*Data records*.
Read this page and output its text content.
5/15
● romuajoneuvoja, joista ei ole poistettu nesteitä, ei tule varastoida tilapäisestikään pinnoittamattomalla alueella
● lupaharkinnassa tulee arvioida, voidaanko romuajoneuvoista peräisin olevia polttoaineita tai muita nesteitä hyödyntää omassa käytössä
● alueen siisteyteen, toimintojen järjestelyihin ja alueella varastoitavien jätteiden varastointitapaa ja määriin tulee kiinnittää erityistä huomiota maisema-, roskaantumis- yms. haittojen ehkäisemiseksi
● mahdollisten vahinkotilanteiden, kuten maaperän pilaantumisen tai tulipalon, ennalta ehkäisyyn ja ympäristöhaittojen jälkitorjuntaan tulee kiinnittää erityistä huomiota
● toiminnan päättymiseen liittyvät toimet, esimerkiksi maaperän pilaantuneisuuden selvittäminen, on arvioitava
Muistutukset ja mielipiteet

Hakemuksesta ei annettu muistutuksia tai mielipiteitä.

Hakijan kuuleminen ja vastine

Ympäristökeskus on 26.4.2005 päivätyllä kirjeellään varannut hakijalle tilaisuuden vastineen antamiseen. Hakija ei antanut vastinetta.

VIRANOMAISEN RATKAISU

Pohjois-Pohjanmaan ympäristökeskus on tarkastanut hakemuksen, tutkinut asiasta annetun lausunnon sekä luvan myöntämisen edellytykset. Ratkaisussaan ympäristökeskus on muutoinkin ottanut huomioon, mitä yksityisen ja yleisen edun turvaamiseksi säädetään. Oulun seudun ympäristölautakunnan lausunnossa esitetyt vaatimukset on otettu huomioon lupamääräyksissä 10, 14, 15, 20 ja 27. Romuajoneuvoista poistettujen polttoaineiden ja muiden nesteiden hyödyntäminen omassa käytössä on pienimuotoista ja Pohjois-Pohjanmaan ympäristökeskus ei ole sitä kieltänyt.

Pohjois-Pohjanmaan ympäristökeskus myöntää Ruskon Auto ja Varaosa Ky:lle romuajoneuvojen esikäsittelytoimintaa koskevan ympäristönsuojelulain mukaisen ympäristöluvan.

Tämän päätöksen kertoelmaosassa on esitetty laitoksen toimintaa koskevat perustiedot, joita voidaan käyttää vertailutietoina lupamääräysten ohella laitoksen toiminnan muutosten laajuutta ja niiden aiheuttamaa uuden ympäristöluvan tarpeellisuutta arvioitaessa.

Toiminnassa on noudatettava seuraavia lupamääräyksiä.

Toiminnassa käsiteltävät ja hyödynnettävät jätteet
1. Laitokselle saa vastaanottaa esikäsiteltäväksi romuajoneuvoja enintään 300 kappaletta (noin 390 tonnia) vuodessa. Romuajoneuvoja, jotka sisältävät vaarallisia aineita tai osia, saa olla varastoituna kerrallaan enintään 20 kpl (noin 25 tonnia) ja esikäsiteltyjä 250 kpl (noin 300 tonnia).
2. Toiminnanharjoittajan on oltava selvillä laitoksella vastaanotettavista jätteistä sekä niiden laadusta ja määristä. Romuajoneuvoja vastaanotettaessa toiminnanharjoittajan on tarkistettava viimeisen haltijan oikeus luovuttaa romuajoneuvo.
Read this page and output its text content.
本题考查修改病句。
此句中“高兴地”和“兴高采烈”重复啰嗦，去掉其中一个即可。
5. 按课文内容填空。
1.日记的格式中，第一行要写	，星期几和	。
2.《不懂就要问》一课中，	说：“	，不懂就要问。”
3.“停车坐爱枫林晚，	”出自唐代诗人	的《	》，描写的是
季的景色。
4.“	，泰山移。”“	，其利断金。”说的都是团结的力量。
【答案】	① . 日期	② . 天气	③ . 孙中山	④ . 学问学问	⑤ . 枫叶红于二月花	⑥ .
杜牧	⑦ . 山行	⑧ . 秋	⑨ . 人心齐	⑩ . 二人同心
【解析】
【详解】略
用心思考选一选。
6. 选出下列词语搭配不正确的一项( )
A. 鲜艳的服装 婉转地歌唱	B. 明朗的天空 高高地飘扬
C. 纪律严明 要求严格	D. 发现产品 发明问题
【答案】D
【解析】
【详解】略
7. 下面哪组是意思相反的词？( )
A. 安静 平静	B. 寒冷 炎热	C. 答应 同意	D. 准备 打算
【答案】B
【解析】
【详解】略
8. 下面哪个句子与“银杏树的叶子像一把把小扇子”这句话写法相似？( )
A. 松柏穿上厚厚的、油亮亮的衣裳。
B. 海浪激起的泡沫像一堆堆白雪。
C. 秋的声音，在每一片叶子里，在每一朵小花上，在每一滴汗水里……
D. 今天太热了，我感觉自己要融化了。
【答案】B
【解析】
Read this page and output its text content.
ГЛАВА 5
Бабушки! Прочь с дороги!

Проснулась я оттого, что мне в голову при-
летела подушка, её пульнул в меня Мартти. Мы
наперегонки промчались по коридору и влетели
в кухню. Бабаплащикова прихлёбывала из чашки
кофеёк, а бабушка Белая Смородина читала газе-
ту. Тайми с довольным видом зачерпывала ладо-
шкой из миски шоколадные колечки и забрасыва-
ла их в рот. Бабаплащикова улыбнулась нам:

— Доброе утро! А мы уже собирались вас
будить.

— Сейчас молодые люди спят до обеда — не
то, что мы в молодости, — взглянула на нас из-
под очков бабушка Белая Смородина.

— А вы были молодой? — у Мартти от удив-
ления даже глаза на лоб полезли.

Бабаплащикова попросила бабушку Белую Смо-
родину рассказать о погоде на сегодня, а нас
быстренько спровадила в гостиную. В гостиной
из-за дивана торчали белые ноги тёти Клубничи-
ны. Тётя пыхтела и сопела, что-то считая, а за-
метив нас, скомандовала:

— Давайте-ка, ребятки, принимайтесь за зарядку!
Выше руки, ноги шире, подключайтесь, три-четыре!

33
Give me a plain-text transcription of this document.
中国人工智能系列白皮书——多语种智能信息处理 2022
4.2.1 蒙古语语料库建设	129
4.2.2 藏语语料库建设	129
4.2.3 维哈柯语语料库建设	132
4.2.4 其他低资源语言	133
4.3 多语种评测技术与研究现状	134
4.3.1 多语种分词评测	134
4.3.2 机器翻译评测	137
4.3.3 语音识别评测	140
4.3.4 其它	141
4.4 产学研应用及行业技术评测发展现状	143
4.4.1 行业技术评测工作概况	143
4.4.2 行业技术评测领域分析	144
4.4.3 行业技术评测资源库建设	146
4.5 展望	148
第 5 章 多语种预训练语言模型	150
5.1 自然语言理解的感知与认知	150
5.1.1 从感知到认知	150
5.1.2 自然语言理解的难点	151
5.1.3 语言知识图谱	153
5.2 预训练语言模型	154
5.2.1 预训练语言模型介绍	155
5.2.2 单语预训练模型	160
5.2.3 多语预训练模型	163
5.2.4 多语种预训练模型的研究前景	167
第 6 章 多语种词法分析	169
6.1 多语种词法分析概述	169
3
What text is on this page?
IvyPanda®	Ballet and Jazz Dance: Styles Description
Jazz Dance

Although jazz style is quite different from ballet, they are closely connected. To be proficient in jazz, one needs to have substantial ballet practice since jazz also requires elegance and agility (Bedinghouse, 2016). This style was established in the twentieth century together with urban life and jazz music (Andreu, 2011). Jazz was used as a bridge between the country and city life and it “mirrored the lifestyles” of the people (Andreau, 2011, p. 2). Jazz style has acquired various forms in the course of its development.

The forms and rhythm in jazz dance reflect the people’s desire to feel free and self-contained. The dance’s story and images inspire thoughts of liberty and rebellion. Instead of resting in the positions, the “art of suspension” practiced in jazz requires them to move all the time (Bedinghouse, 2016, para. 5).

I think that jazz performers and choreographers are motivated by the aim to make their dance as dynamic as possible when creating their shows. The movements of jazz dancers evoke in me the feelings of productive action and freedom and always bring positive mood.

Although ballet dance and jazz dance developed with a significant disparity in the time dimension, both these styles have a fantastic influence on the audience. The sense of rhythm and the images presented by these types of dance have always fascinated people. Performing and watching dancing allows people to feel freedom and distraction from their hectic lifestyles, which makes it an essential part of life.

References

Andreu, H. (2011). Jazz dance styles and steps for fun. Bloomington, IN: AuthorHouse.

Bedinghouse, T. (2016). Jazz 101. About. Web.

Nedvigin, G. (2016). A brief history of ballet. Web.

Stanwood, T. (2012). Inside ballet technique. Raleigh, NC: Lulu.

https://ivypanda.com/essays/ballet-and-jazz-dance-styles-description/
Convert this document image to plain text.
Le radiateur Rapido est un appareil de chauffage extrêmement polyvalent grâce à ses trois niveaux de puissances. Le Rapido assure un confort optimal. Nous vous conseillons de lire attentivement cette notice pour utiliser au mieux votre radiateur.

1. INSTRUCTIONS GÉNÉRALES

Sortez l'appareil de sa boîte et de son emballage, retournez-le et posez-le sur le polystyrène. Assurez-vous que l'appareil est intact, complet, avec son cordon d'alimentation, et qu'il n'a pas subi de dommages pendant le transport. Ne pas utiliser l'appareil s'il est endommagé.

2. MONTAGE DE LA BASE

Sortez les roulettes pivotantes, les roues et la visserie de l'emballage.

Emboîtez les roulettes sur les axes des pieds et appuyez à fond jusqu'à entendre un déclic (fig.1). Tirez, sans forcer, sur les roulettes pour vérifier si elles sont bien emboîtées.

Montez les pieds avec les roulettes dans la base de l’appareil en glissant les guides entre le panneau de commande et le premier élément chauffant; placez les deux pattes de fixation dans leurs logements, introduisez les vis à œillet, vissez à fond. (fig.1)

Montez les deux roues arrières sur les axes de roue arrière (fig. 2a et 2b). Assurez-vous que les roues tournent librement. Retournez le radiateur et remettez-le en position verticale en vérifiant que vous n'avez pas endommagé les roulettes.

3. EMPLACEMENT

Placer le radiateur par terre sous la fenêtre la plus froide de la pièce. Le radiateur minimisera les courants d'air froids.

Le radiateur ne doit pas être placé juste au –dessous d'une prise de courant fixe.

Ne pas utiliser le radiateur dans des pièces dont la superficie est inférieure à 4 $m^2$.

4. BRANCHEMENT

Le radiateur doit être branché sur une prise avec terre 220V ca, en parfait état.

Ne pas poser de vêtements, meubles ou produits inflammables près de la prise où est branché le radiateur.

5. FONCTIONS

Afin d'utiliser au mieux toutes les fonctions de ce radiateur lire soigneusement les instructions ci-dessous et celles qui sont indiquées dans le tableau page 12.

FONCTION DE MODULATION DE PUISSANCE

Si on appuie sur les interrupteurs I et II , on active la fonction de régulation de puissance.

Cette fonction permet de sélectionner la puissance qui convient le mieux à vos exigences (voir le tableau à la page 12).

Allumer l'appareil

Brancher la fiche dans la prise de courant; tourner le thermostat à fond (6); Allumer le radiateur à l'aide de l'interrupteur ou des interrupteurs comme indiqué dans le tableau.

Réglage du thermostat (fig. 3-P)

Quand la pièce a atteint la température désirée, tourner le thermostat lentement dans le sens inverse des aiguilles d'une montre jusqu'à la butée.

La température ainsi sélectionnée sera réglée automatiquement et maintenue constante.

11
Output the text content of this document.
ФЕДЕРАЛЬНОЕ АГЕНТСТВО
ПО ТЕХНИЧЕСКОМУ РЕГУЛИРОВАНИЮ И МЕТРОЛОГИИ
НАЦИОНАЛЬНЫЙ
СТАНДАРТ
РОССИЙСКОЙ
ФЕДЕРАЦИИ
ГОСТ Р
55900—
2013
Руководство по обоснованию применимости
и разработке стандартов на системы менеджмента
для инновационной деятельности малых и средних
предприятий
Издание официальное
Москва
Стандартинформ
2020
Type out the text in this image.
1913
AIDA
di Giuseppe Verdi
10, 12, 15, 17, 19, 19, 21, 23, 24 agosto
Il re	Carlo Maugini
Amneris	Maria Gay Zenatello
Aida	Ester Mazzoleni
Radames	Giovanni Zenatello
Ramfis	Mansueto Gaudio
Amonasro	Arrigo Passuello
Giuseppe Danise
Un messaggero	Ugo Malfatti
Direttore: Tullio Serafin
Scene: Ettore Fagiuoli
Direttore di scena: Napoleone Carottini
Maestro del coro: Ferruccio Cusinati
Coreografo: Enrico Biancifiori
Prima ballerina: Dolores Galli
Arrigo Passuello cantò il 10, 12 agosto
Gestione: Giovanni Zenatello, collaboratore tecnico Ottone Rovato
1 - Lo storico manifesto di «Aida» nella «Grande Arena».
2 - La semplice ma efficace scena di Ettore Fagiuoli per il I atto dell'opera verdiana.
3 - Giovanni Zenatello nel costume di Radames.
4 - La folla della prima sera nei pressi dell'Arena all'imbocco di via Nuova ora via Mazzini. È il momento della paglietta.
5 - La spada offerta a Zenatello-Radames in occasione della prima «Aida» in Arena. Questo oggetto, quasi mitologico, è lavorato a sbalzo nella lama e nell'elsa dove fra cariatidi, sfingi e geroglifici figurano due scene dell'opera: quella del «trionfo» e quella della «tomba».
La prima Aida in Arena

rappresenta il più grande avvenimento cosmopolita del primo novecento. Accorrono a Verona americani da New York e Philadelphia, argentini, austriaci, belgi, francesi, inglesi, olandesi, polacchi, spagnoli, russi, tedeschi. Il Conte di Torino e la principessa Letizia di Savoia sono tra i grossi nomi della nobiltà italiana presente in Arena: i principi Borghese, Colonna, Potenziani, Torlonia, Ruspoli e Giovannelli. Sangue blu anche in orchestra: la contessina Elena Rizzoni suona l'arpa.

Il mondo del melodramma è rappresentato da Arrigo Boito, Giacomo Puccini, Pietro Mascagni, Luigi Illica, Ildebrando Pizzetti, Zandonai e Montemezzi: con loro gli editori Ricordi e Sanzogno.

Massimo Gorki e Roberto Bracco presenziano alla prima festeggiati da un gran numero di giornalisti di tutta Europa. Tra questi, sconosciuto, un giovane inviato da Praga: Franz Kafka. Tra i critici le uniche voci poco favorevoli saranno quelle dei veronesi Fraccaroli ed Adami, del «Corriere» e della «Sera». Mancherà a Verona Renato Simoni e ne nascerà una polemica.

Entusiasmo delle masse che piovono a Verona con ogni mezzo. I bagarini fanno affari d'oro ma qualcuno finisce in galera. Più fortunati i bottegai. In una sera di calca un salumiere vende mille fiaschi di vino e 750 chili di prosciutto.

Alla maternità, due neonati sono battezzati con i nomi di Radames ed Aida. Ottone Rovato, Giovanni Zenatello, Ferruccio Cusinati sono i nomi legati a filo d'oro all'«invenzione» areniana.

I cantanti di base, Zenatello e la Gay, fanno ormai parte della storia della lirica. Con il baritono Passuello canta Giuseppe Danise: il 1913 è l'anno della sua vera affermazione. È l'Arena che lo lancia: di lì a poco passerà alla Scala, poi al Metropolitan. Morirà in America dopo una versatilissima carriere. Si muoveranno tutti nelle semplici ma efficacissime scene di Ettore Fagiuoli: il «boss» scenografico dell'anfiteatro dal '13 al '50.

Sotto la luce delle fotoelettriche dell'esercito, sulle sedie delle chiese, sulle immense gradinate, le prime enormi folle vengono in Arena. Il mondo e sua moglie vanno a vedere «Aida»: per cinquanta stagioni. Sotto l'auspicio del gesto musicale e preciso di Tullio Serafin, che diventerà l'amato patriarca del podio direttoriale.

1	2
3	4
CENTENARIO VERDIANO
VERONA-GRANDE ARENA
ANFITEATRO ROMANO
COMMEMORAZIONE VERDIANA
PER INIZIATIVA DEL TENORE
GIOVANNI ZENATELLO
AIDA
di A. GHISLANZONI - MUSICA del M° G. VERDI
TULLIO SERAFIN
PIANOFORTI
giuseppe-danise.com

*WHAT THE EXERCISE ASKS*. Read the entries and show each line that mentions "nesteitä".

*OUTPUT OF THE TASK*.
● romuajoneuvoja, joista ei ole poistettu nesteitä, ei tule varastoida tilapäisestikään pinnoittamattomalla alueella
● lupaharkinnassa tulee arvioida, voidaanko romuajoneuvoista peräisin olevia polttoaineita tai muita nesteitä hyödyntää omassa käytössä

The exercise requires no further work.